TASK STATEMENT:
Go through the records and report each line holding the string "color".

Excerpts from a dataset:

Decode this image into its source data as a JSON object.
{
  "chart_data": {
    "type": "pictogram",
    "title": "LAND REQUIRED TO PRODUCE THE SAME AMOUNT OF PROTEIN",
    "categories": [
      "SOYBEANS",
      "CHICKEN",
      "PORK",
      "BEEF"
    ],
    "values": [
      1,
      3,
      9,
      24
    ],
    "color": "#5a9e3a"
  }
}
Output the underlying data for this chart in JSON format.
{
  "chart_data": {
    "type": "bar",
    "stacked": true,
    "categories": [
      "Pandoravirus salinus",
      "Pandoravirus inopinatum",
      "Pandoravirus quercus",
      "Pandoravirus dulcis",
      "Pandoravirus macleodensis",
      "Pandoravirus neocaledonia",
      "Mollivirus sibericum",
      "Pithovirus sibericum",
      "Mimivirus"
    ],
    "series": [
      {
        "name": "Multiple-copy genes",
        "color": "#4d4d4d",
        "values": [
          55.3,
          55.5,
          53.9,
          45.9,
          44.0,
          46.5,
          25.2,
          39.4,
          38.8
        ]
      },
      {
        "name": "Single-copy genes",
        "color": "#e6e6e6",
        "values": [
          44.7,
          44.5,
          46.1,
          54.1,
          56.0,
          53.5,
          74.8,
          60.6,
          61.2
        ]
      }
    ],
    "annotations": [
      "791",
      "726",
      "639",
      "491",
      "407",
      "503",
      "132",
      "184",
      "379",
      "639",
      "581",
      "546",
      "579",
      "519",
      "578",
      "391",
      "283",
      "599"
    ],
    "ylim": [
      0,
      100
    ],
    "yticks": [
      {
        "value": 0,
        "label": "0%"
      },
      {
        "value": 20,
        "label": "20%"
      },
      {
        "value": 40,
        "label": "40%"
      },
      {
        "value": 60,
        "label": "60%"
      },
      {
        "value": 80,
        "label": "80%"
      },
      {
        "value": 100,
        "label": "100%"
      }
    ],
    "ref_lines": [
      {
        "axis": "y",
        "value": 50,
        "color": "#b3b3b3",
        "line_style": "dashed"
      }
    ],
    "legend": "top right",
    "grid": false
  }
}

RESPONSE:
    "color": "#5a9e3a"
        "color": "#4d4d4d",
        "color": "#e6e6e6",
        "color": "#b3b3b3",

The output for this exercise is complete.